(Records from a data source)
○ ○ ○ ○ ○ ○ ○

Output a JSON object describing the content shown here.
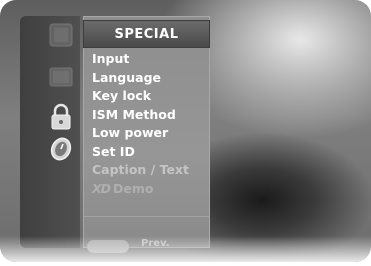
{
  "menu": {
    "title": "SPECIAL",
    "items": [
      {
        "label": "Input"
      },
      {
        "label": "Language"
      },
      {
        "label": "Key lock"
      },
      {
        "label": "ISM Method"
      },
      {
        "label": "Low power"
      },
      {
        "label": "Set ID"
      },
      {
        "label": "Caption / Text"
      },
      {
        "label": "Demo",
        "logo": "XD"
      }
    ]
  },
  "footer": {
    "prev_label": "Prev."
  },
  "sidebar": {
    "icons": [
      "picture-icon",
      "screen-icon",
      "lock-icon",
      "clock-icon"
    ]
  }
}
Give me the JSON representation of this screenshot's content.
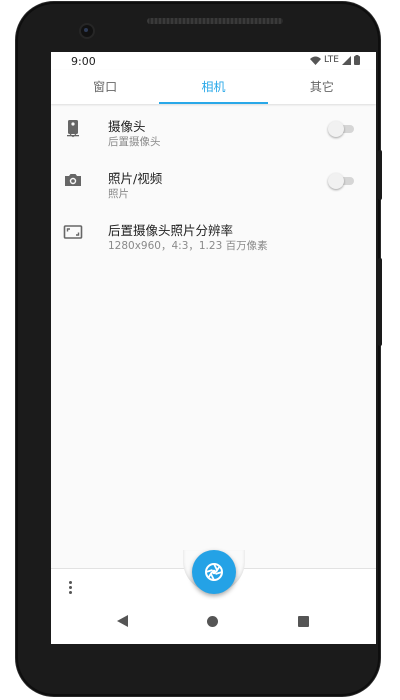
{
  "status_bar": {
    "time": "9:00",
    "network": "LTE"
  },
  "tabs": [
    {
      "label": "窗口",
      "active": false
    },
    {
      "label": "相机",
      "active": true
    },
    {
      "label": "其它",
      "active": false
    }
  ],
  "settings": [
    {
      "icon": "phone-camera-icon",
      "title": "摄像头",
      "subtitle": "后置摄像头",
      "has_toggle": true,
      "enabled": false
    },
    {
      "icon": "camera-icon",
      "title": "照片/视频",
      "subtitle": "照片",
      "has_toggle": true,
      "enabled": false
    },
    {
      "icon": "aspect-ratio-icon",
      "title": "后置摄像头照片分辨率",
      "subtitle": "1280x960，4:3，1.23 百万像素",
      "has_toggle": false
    }
  ],
  "fab": {
    "icon": "aperture-icon"
  },
  "colors": {
    "accent": "#29a8e8",
    "fab": "#24a2e6",
    "background": "#fafafa"
  }
}
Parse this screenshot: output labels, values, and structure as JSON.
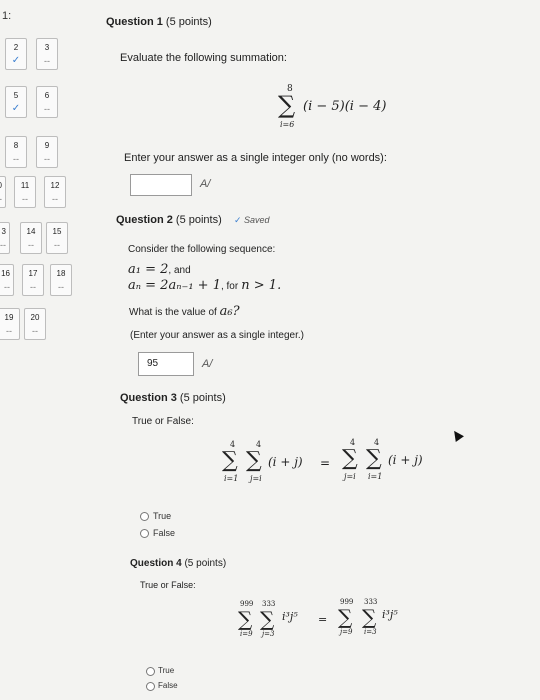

○ ○ ○ ○ ○ ○ ○

WHAT IS EXPECTED: Keep the pictures out and write out the records exactly.

THE OUTPUT:
Output a JSON object describing the content shown here.
{
  "menu": {
    "title": "SPECIAL",
    "items": [
      {
        "label": "Input"
      },
      {
        "label": "Language"
      },
      {
        "label": "Key lock"
      },
      {
        "label": "ISM Method"
      },
      {
        "label": "Low power"
      },
      {
        "label": "Set ID"
      },
      {
        "label": "Caption / Text"
      },
      {
        "label": "Demo",
        "logo": "XD"
      }
    ]
  },
  "footer": {
    "prev_label": "Prev."
  },
  "sidebar": {
    "icons": [
      "picture-icon",
      "screen-icon",
      "lock-icon",
      "clock-icon"
    ]
  }
}
Give me the JSON representation of this screenshot's content.
{
  "status_bar": {
    "time": "9:00",
    "network": "LTE"
  },
  "tabs": [
    {
      "label": "窗口",
      "active": false
    },
    {
      "label": "相机",
      "active": true
    },
    {
      "label": "其它",
      "active": false
    }
  ],
  "settings": [
    {
      "icon": "phone-camera-icon",
      "title": "摄像头",
      "subtitle": "后置摄像头",
      "has_toggle": true,
      "enabled": false
    },
    {
      "icon": "camera-icon",
      "title": "照片/视频",
      "subtitle": "照片",
      "has_toggle": true,
      "enabled": false
    },
    {
      "icon": "aspect-ratio-icon",
      "title": "后置摄像头照片分辨率",
      "subtitle": "1280x960，4:3，1.23 百万像素",
      "has_toggle": false
    }
  ],
  "fab": {
    "icon": "aperture-icon"
  },
  "colors": {
    "accent": "#29a8e8",
    "fab": "#24a2e6",
    "background": "#fafafa"
  }
}
Parse this screenshot: output labels, values, and structure as JSON.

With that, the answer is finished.